_WRITTEN INSTRUCTION_.
Extract the complete listing and repeat it word for word.

★ ★ ★ ★ ★

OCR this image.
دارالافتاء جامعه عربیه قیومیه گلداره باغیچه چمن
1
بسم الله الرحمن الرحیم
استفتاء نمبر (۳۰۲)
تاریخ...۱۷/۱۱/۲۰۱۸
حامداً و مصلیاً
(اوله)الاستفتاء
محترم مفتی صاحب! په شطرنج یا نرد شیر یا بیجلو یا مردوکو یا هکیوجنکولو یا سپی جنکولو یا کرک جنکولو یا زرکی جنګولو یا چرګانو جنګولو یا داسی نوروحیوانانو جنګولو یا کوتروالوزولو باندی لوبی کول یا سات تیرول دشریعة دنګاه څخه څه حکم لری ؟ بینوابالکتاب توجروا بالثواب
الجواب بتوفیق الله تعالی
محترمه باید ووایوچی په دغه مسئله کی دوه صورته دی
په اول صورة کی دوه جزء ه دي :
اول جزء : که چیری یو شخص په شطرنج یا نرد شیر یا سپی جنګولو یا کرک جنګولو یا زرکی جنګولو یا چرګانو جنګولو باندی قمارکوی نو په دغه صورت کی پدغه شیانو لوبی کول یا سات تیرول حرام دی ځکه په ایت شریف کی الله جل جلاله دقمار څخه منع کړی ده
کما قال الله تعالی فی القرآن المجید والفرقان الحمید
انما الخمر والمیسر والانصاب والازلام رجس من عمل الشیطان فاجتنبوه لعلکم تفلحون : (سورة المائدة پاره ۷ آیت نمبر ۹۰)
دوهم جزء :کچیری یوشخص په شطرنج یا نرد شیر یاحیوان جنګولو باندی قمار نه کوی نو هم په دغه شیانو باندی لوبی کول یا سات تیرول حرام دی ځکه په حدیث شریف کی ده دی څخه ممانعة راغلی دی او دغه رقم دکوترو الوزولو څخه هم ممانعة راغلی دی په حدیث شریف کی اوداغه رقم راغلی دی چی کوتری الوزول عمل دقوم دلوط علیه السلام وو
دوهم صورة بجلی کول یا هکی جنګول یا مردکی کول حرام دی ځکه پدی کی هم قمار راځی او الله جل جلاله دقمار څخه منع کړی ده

★ ★ ★ ★ ★

_COMPLETED EXERCISE_.
OCR this image.
دارالافتاء جامعه عربیه قیومیه گلداره باغیچه چمن
1
بسم الله الرحمن الرحیم
استفتاء نمبر (۳۰۲)
تاریخ...۱۷/۱۱/۲۰۱۸
حامداً و مصلیاً
(اوله)الاستفتاء
محترم مفتی صاحب! په شطرنج یا نرد شیر یا بیجلو یا مردوکو یا هکیوجنکولو یا سپی جنکولو یا کرک جنکولو یا زرکی جنګولو یا چرګانو جنګولو یا داسی نوروحیوانانو جنګولو یا کوتروالوزولو باندی لوبی کول یا سات تیرول دشریعة دنګاه څخه څه حکم لری ؟ بینوابالکتاب توجروا بالثواب
الجواب بتوفیق الله تعالی
محترمه باید ووایوچی په دغه مسئله کی دوه صورته دی
په اول صورة کی دوه جزء ه دي :
اول جزء : که چیری یو شخص په شطرنج یا نرد شیر یا سپی جنګولو یا کرک جنګولو یا زرکی جنګولو یا چرګانو جنګولو باندی قمارکوی نو په دغه صورت کی پدغه شیانو لوبی کول یا سات تیرول حرام دی ځکه په ایت شریف کی الله جل جلاله دقمار څخه منع کړی ده
کما قال الله تعالی فی القرآن المجید والفرقان الحمید
انما الخمر والمیسر والانصاب والازلام رجس من عمل الشیطان فاجتنبوه لعلکم تفلحون : (سورة المائدة پاره ۷ آیت نمبر ۹۰)
دوهم جزء :کچیری یوشخص په شطرنج یا نرد شیر یاحیوان جنګولو باندی قمار نه کوی نو هم په دغه شیانو باندی لوبی کول یا سات تیرول حرام دی ځکه په حدیث شریف کی ده دی څخه ممانعة راغلی دی او دغه رقم دکوترو الوزولو څخه هم ممانعة راغلی دی په حدیث شریف کی اوداغه رقم راغلی دی چی کوتری الوزول عمل دقوم دلوط علیه السلام وو
دوهم صورة بجلی کول یا هکی جنګول یا مردکی کول حرام دی ځکه پدی کی هم قمار راځی او الله جل جلاله دقمار څخه منع کړی ده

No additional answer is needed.